/---
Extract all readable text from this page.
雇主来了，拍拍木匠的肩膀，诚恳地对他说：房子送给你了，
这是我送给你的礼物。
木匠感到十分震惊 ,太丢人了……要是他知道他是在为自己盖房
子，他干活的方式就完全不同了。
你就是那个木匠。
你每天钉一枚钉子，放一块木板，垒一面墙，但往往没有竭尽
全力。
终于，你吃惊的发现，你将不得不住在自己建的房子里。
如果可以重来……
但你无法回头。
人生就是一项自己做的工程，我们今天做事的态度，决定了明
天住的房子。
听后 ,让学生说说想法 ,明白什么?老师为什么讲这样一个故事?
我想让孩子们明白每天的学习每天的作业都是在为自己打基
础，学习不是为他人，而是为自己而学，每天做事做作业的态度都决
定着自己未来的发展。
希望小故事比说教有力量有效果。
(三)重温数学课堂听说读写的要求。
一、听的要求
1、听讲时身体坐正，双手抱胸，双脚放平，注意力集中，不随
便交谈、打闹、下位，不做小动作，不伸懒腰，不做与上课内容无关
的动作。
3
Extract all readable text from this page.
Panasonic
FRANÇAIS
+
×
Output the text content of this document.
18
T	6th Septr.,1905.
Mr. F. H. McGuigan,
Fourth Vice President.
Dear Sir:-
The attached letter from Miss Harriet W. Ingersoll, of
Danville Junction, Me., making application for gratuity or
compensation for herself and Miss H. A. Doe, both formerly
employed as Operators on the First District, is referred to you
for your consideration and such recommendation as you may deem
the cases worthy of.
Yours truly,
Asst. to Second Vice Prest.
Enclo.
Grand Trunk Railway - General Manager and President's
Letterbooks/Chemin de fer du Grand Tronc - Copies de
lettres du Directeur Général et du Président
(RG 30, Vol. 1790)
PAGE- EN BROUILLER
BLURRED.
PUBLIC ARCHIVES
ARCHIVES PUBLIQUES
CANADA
\---
__Task details__
Check every line of the data, and copy the ones that contain "Vice".

__Answer to the problem__
Fourth Vice President.
Asst. to Second Vice Prest.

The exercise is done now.